INFORMATION SHOWN:
━━━━━━━━━━━━━━━━━━━━

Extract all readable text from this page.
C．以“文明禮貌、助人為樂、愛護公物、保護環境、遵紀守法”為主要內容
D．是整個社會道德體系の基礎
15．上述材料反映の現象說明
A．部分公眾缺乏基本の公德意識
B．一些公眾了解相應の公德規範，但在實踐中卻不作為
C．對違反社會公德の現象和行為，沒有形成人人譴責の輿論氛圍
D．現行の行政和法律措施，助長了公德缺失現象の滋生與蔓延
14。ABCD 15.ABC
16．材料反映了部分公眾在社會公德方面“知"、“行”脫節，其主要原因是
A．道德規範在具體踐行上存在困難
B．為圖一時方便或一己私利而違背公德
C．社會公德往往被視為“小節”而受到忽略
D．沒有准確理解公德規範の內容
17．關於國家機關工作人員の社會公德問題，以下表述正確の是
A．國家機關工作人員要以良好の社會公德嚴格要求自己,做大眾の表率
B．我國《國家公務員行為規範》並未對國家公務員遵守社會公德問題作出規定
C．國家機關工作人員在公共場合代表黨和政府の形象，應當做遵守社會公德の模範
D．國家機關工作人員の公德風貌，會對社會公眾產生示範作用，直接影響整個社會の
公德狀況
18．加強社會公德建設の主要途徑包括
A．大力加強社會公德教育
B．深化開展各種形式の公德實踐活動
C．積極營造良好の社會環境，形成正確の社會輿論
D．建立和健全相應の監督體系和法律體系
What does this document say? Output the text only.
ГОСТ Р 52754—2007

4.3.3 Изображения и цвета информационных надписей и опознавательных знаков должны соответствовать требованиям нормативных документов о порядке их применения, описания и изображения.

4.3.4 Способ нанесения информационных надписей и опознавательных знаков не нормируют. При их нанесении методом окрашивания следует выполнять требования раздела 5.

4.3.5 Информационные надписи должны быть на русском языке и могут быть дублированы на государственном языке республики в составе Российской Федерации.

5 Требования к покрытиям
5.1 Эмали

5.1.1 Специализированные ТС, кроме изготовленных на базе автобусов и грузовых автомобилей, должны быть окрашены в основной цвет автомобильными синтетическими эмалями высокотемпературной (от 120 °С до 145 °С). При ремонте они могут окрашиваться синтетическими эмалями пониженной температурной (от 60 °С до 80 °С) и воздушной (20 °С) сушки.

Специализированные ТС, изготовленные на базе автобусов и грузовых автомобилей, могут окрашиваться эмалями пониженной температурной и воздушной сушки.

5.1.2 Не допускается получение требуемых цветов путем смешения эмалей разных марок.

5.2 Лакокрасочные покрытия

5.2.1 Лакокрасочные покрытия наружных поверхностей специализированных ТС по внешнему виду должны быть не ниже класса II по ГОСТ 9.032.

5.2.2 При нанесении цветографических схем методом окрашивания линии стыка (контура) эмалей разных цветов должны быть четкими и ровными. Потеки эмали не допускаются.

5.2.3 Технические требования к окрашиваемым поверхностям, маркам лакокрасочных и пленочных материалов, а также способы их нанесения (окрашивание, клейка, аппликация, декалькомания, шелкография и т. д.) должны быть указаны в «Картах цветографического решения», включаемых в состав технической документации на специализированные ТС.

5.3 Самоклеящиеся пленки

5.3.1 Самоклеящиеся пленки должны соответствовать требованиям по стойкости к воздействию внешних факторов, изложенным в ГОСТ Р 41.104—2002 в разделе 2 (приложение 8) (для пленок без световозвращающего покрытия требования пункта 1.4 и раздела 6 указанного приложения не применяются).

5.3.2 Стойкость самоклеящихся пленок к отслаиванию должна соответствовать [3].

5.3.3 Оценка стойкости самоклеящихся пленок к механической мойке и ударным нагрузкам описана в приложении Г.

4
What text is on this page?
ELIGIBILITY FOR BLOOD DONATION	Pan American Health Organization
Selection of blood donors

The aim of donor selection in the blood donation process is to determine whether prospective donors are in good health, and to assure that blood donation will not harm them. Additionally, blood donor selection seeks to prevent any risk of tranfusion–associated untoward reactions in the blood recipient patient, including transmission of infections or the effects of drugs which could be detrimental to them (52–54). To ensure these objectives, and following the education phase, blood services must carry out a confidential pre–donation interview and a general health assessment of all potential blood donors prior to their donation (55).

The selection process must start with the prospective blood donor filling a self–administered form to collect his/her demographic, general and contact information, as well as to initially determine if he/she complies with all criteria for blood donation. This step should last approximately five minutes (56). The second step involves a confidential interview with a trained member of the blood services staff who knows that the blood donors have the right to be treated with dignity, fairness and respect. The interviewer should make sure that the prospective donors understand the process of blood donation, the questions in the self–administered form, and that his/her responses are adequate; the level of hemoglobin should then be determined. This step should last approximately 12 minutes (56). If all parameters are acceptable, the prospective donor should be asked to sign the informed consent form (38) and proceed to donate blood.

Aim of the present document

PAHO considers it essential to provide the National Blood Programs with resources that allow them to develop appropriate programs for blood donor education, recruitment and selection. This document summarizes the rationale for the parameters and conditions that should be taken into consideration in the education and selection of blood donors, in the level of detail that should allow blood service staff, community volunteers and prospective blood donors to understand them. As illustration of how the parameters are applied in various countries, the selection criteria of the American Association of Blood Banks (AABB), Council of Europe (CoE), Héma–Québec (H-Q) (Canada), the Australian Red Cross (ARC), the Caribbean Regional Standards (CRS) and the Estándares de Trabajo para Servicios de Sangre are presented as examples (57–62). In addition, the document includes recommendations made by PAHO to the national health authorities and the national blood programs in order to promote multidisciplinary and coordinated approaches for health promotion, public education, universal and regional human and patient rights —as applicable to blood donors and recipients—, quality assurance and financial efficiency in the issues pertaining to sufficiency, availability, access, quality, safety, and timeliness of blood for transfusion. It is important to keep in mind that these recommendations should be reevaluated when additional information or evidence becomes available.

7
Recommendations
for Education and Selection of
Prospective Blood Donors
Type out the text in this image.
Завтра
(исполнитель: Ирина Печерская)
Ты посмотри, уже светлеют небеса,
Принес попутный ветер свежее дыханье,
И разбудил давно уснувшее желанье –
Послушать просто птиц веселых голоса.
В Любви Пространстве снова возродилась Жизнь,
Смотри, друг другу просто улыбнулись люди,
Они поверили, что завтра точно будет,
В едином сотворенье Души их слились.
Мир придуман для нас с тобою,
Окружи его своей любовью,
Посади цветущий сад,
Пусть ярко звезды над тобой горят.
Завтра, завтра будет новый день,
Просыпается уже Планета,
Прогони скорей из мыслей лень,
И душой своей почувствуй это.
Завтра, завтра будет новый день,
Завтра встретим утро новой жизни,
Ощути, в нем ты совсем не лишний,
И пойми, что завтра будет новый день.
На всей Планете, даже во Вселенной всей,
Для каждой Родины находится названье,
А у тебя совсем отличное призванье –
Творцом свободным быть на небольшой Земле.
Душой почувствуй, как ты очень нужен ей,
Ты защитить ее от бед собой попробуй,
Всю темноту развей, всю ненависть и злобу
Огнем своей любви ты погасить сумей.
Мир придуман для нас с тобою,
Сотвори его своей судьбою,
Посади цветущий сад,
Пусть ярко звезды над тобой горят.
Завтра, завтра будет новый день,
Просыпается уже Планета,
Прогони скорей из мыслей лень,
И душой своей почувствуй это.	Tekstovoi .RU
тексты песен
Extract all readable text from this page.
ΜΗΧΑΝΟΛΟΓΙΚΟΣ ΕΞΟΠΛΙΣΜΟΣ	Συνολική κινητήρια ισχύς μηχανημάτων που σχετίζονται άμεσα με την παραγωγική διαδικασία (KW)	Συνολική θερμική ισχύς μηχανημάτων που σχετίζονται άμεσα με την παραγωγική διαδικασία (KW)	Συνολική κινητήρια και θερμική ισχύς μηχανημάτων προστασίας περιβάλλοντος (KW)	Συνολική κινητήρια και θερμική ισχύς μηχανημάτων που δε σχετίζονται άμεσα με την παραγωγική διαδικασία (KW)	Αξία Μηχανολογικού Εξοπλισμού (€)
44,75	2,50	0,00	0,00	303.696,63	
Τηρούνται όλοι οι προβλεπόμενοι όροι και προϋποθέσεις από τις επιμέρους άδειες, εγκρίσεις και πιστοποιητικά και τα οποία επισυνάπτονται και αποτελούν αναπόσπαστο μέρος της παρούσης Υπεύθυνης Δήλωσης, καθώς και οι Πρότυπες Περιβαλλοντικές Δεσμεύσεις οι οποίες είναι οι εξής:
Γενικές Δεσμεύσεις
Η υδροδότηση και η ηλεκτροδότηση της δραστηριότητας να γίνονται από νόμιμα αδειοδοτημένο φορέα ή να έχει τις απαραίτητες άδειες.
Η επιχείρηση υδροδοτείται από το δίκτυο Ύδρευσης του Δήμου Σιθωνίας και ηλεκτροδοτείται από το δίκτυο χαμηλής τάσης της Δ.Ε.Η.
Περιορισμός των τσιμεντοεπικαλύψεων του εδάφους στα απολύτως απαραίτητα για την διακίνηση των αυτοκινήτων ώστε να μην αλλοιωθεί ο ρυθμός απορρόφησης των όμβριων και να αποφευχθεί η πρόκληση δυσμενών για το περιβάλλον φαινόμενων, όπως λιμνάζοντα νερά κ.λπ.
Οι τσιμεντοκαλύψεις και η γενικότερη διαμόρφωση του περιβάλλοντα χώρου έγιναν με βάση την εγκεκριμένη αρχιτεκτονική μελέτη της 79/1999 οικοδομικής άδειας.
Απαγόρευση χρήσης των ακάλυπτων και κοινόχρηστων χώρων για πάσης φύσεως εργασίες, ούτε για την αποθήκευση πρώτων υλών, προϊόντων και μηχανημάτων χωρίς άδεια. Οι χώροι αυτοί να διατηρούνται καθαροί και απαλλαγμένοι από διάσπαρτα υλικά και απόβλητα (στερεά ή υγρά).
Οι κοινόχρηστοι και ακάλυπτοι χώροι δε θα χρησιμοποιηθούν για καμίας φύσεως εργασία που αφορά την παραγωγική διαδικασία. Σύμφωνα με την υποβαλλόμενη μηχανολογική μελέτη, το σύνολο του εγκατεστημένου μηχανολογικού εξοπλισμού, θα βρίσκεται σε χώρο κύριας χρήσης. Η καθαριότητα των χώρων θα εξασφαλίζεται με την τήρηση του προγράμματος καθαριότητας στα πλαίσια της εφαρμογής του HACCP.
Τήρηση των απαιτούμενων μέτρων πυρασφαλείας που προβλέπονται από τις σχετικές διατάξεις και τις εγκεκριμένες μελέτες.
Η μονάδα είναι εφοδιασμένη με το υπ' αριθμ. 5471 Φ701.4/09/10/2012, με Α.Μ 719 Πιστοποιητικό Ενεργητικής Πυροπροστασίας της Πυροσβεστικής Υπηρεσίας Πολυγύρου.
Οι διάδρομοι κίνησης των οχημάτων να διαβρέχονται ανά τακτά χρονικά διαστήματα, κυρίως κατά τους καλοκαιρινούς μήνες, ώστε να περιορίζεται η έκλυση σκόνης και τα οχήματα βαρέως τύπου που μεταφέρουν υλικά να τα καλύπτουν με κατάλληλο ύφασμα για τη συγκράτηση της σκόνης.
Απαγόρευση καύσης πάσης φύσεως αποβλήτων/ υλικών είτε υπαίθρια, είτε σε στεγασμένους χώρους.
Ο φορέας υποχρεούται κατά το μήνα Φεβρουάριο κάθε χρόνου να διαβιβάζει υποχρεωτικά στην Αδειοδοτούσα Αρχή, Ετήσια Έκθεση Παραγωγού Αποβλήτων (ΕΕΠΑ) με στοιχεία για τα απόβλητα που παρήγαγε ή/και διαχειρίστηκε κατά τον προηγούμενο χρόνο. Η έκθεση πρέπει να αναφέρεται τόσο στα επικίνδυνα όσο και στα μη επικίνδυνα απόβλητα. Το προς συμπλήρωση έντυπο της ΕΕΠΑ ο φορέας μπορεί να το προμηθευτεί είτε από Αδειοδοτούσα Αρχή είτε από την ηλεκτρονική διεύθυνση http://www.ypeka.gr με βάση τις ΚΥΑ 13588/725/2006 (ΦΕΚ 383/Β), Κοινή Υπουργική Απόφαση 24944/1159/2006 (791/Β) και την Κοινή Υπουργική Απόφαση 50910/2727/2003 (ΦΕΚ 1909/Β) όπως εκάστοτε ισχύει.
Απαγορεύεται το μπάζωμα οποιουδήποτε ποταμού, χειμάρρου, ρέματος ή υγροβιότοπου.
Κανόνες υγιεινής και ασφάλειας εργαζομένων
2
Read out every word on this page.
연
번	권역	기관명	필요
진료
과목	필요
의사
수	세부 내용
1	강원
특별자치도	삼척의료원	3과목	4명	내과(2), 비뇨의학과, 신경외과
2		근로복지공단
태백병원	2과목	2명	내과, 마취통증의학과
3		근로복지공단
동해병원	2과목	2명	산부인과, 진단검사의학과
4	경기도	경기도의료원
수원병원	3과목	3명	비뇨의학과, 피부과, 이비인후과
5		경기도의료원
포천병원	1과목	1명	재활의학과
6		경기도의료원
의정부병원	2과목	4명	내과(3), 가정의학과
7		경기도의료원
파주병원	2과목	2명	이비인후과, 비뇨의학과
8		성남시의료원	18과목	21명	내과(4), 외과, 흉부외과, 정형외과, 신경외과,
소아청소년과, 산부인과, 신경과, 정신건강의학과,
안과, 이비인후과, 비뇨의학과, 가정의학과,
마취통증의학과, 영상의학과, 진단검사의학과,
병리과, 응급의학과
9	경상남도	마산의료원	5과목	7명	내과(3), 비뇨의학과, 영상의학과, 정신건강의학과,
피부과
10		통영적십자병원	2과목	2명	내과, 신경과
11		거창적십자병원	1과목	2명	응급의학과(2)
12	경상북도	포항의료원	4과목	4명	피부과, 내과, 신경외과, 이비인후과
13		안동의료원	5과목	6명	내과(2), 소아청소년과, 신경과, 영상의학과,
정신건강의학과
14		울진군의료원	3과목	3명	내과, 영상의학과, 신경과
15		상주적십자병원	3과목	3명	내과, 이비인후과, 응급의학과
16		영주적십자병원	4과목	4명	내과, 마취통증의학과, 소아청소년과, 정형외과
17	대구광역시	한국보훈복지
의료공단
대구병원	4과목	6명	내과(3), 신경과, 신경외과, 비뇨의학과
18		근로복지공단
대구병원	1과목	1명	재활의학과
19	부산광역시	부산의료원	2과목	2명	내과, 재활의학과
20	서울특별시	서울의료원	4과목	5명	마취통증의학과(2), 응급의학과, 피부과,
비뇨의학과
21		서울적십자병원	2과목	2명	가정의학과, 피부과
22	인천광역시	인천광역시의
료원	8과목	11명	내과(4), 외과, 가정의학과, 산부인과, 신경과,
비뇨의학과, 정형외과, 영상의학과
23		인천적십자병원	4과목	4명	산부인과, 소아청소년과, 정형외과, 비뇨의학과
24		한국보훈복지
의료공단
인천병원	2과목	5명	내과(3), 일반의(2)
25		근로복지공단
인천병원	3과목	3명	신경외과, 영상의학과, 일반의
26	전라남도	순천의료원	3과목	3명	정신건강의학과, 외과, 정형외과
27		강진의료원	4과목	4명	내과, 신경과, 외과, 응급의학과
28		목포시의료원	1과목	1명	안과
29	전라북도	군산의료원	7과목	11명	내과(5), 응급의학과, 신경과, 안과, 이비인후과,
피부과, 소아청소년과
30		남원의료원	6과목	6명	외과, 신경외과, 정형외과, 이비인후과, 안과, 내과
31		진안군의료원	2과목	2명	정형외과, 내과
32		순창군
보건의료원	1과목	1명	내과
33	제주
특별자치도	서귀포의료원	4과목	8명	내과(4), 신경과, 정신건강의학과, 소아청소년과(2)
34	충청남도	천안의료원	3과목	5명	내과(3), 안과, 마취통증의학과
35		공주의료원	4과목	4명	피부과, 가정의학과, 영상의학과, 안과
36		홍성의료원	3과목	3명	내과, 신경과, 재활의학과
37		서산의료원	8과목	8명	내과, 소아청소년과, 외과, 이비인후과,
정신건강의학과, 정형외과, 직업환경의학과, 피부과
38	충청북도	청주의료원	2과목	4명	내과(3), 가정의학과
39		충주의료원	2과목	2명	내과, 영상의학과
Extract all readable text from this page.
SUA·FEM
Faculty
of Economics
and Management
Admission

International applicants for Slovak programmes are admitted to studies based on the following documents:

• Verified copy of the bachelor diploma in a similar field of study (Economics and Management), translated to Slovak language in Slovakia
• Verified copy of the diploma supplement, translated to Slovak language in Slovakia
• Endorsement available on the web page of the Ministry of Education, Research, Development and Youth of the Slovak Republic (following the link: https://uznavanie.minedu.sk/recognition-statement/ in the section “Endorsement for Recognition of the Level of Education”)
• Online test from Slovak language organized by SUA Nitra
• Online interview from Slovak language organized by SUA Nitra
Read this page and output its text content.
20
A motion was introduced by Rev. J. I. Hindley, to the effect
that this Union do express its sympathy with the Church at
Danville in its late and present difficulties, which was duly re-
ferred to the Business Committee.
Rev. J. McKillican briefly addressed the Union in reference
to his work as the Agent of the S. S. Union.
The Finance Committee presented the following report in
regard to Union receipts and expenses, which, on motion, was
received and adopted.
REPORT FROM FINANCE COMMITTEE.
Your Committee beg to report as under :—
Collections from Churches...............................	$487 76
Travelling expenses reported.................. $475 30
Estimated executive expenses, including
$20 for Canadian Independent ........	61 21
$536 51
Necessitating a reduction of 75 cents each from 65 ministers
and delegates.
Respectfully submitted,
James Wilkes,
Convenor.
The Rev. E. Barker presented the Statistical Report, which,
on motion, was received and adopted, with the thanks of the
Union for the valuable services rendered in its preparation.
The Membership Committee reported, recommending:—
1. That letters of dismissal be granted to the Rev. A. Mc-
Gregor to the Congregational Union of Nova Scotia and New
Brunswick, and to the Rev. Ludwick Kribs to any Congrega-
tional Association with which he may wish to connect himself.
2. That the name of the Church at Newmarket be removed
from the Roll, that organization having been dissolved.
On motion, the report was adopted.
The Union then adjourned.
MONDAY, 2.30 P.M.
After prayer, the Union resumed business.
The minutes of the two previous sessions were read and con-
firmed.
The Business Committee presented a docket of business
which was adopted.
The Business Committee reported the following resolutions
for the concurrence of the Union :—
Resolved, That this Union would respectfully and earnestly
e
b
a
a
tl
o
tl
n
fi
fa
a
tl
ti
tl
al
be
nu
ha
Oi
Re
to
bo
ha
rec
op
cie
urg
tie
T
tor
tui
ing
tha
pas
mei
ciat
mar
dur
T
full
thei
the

━━━━━━━━━━━━━━━━━━━━

GOAL: Copy every line of the data that holds the string "информационных".

TASK SOLUTION:
4.3.3 Изображения и цвета информационных надписей и опознавательных знаков должны соответствовать требованиям нормативных документов о порядке их применения, описания и изображения.
4.3.4 Способ нанесения информационных надписей и опознавательных знаков не нормируют. При их нанесении методом окрашивания следует выполнять требования раздела 5.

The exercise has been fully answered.